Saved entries
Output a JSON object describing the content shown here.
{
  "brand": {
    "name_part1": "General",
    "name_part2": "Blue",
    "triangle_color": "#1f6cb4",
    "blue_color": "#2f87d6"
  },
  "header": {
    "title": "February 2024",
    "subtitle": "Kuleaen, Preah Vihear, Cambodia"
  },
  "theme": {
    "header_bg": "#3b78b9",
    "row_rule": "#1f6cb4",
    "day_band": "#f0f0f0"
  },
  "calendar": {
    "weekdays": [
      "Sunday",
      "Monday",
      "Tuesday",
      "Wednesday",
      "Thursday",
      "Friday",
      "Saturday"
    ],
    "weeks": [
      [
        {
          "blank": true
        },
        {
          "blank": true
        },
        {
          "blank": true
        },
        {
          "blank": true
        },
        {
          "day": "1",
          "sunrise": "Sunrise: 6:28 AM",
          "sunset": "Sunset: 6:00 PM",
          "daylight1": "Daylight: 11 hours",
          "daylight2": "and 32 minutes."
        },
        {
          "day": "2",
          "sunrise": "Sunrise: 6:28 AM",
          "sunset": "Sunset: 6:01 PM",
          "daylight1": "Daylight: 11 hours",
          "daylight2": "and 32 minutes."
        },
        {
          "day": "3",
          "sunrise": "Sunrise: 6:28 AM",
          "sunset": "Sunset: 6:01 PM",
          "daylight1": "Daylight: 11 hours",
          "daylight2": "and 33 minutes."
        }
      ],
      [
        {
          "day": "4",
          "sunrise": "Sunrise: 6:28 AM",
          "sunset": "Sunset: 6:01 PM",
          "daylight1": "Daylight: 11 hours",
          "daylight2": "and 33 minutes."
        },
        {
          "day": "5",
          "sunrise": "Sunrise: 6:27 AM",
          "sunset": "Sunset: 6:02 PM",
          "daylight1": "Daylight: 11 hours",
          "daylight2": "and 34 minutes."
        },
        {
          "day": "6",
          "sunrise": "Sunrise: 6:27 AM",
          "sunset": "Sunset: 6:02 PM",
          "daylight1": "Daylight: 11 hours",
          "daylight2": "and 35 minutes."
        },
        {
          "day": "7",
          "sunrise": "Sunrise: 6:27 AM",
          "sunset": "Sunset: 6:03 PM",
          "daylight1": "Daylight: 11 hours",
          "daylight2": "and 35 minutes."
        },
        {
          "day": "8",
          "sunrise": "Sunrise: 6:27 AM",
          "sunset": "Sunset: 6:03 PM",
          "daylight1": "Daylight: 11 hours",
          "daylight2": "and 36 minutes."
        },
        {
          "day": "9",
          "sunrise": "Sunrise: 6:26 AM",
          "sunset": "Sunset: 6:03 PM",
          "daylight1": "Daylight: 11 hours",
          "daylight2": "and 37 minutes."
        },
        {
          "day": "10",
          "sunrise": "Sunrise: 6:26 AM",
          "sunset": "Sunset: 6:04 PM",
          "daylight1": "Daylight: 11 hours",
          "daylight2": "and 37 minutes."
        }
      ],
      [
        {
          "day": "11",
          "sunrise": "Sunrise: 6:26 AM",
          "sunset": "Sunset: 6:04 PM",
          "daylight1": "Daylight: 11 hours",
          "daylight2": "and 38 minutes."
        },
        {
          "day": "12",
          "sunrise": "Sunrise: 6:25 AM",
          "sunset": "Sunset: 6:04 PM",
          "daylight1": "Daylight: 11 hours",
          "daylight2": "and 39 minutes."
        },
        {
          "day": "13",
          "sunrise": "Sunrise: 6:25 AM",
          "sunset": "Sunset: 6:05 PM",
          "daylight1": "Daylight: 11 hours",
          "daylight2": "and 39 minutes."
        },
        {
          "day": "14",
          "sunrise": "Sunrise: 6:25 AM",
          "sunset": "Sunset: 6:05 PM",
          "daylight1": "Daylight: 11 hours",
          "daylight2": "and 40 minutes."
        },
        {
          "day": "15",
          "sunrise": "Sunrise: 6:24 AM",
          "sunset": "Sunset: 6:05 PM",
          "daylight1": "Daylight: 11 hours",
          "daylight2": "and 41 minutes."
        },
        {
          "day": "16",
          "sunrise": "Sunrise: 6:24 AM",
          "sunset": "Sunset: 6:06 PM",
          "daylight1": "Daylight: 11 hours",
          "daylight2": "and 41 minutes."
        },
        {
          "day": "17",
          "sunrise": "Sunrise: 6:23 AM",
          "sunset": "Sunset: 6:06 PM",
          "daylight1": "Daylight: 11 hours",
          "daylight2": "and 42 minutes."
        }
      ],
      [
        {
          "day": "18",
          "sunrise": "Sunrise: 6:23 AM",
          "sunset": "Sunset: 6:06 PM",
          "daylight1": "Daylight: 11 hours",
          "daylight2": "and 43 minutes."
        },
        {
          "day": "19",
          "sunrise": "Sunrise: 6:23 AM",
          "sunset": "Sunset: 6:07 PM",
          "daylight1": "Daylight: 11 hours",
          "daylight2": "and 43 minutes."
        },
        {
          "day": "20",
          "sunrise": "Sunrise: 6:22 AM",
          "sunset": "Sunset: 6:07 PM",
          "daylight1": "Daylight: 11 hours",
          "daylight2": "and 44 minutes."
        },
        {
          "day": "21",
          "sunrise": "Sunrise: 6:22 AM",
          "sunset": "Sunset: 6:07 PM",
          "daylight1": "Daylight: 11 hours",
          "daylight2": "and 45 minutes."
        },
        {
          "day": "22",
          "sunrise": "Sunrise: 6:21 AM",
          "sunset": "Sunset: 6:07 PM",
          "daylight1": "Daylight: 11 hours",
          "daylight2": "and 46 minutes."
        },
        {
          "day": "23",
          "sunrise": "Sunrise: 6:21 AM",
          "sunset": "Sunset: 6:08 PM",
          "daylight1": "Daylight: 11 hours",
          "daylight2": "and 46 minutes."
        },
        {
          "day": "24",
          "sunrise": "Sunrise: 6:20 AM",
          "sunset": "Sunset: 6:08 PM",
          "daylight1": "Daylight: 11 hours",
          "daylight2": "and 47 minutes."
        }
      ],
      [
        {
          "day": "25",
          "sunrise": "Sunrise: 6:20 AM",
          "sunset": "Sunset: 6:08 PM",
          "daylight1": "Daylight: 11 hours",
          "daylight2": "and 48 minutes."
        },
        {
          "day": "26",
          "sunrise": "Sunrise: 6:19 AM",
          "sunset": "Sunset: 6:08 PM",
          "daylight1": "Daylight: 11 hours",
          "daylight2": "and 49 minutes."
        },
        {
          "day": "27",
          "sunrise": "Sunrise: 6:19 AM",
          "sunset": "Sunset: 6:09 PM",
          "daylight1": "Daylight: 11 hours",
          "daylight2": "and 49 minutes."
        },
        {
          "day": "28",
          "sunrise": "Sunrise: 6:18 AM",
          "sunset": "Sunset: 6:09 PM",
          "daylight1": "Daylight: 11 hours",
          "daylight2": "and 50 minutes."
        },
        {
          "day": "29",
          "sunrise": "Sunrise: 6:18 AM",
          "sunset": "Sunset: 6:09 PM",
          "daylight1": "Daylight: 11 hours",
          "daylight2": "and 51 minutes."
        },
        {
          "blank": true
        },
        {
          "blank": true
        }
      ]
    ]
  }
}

§ **AIM OF THE TASK**: Using the data above, print every record exactly as shown.

§ **ANSWER TO THE PROBLEM**:
Output a JSON object describing the content shown here.
{
  "brand": {
    "name_part1": "General",
    "name_part2": "Blue",
    "triangle_color": "#1f6cb4",
    "blue_color": "#2f87d6"
  },
  "header": {
    "title": "February 2024",
    "subtitle": "Kuleaen, Preah Vihear, Cambodia"
  },
  "theme": {
    "header_bg": "#3b78b9",
    "row_rule": "#1f6cb4",
    "day_band": "#f0f0f0"
  },
  "calendar": {
    "weekdays": [
      "Sunday",
      "Monday",
      "Tuesday",
      "Wednesday",
      "Thursday",
      "Friday",
      "Saturday"
    ],
    "weeks": [
      [
        {
          "blank": true
        },
        {
          "blank": true
        },
        {
          "blank": true
        },
        {
          "blank": true
        },
        {
          "day": "1",
          "sunrise": "Sunrise: 6:28 AM",
          "sunset": "Sunset: 6:00 PM",
          "daylight1": "Daylight: 11 hours",
          "daylight2": "and 32 minutes."
        },
        {
          "day": "2",
          "sunrise": "Sunrise: 6:28 AM",
          "sunset": "Sunset: 6:01 PM",
          "daylight1": "Daylight: 11 hours",
          "daylight2": "and 32 minutes."
        },
        {
          "day": "3",
          "sunrise": "Sunrise: 6:28 AM",
          "sunset": "Sunset: 6:01 PM",
          "daylight1": "Daylight: 11 hours",
          "daylight2": "and 33 minutes."
        }
      ],
      [
        {
          "day": "4",
          "sunrise": "Sunrise: 6:28 AM",
          "sunset": "Sunset: 6:01 PM",
          "daylight1": "Daylight: 11 hours",
          "daylight2": "and 33 minutes."
        },
        {
          "day": "5",
          "sunrise": "Sunrise: 6:27 AM",
          "sunset": "Sunset: 6:02 PM",
          "daylight1": "Daylight: 11 hours",
          "daylight2": "and 34 minutes."
        },
        {
          "day": "6",
          "sunrise": "Sunrise: 6:27 AM",
          "sunset": "Sunset: 6:02 PM",
          "daylight1": "Daylight: 11 hours",
          "daylight2": "and 35 minutes."
        },
        {
          "day": "7",
          "sunrise": "Sunrise: 6:27 AM",
          "sunset": "Sunset: 6:03 PM",
          "daylight1": "Daylight: 11 hours",
          "daylight2": "and 35 minutes."
        },
        {
          "day": "8",
          "sunrise": "Sunrise: 6:27 AM",
          "sunset": "Sunset: 6:03 PM",
          "daylight1": "Daylight: 11 hours",
          "daylight2": "and 36 minutes."
        },
        {
          "day": "9",
          "sunrise": "Sunrise: 6:26 AM",
          "sunset": "Sunset: 6:03 PM",
          "daylight1": "Daylight: 11 hours",
          "daylight2": "and 37 minutes."
        },
        {
          "day": "10",
          "sunrise": "Sunrise: 6:26 AM",
          "sunset": "Sunset: 6:04 PM",
          "daylight1": "Daylight: 11 hours",
          "daylight2": "and 37 minutes."
        }
      ],
      [
        {
          "day": "11",
          "sunrise": "Sunrise: 6:26 AM",
          "sunset": "Sunset: 6:04 PM",
          "daylight1": "Daylight: 11 hours",
          "daylight2": "and 38 minutes."
        },
        {
          "day": "12",
          "sunrise": "Sunrise: 6:25 AM",
          "sunset": "Sunset: 6:04 PM",
          "daylight1": "Daylight: 11 hours",
          "daylight2": "and 39 minutes."
        },
        {
          "day": "13",
          "sunrise": "Sunrise: 6:25 AM",
          "sunset": "Sunset: 6:05 PM",
          "daylight1": "Daylight: 11 hours",
          "daylight2": "and 39 minutes."
        },
        {
          "day": "14",
          "sunrise": "Sunrise: 6:25 AM",
          "sunset": "Sunset: 6:05 PM",
          "daylight1": "Daylight: 11 hours",
          "daylight2": "and 40 minutes."
        },
        {
          "day": "15",
          "sunrise": "Sunrise: 6:24 AM",
          "sunset": "Sunset: 6:05 PM",
          "daylight1": "Daylight: 11 hours",
          "daylight2": "and 41 minutes."
        },
        {
          "day": "16",
          "sunrise": "Sunrise: 6:24 AM",
          "sunset": "Sunset: 6:06 PM",
          "daylight1": "Daylight: 11 hours",
          "daylight2": "and 41 minutes."
        },
        {
          "day": "17",
          "sunrise": "Sunrise: 6:23 AM",
          "sunset": "Sunset: 6:06 PM",
          "daylight1": "Daylight: 11 hours",
          "daylight2": "and 42 minutes."
        }
      ],
      [
        {
          "day": "18",
          "sunrise": "Sunrise: 6:23 AM",
          "sunset": "Sunset: 6:06 PM",
          "daylight1": "Daylight: 11 hours",
          "daylight2": "and 43 minutes."
        },
        {
          "day": "19",
          "sunrise": "Sunrise: 6:23 AM",
          "sunset": "Sunset: 6:07 PM",
          "daylight1": "Daylight: 11 hours",
          "daylight2": "and 43 minutes."
        },
        {
          "day": "20",
          "sunrise": "Sunrise: 6:22 AM",
          "sunset": "Sunset: 6:07 PM",
          "daylight1": "Daylight: 11 hours",
          "daylight2": "and 44 minutes."
        },
        {
          "day": "21",
          "sunrise": "Sunrise: 6:22 AM",
          "sunset": "Sunset: 6:07 PM",
          "daylight1": "Daylight: 11 hours",
          "daylight2": "and 45 minutes."
        },
        {
          "day": "22",
          "sunrise": "Sunrise: 6:21 AM",
          "sunset": "Sunset: 6:07 PM",
          "daylight1": "Daylight: 11 hours",
          "daylight2": "and 46 minutes."
        },
        {
          "day": "23",
          "sunrise": "Sunrise: 6:21 AM",
          "sunset": "Sunset: 6:08 PM",
          "daylight1": "Daylight: 11 hours",
          "daylight2": "and 46 minutes."
        },
        {
          "day": "24",
          "sunrise": "Sunrise: 6:20 AM",
          "sunset": "Sunset: 6:08 PM",
          "daylight1": "Daylight: 11 hours",
          "daylight2": "and 47 minutes."
        }
      ],
      [
        {
          "day": "25",
          "sunrise": "Sunrise: 6:20 AM",
          "sunset": "Sunset: 6:08 PM",
          "daylight1": "Daylight: 11 hours",
          "daylight2": "and 48 minutes."
        },
        {
          "day": "26",
          "sunrise": "Sunrise: 6:19 AM",
          "sunset": "Sunset: 6:08 PM",
          "daylight1": "Daylight: 11 hours",
          "daylight2": "and 49 minutes."
        },
        {
          "day": "27",
          "sunrise": "Sunrise: 6:19 AM",
          "sunset": "Sunset: 6:09 PM",
          "daylight1": "Daylight: 11 hours",
          "daylight2": "and 49 minutes."
        },
        {
          "day": "28",
          "sunrise": "Sunrise: 6:18 AM",
          "sunset": "Sunset: 6:09 PM",
          "daylight1": "Daylight: 11 hours",
          "daylight2": "and 50 minutes."
        },
        {
          "day": "29",
          "sunrise": "Sunrise: 6:18 AM",
          "sunset": "Sunset: 6:09 PM",
          "daylight1": "Daylight: 11 hours",
          "daylight2": "and 51 minutes."
        },
        {
          "blank": true
        },
        {
          "blank": true
        }
      ]
    ]
  }
}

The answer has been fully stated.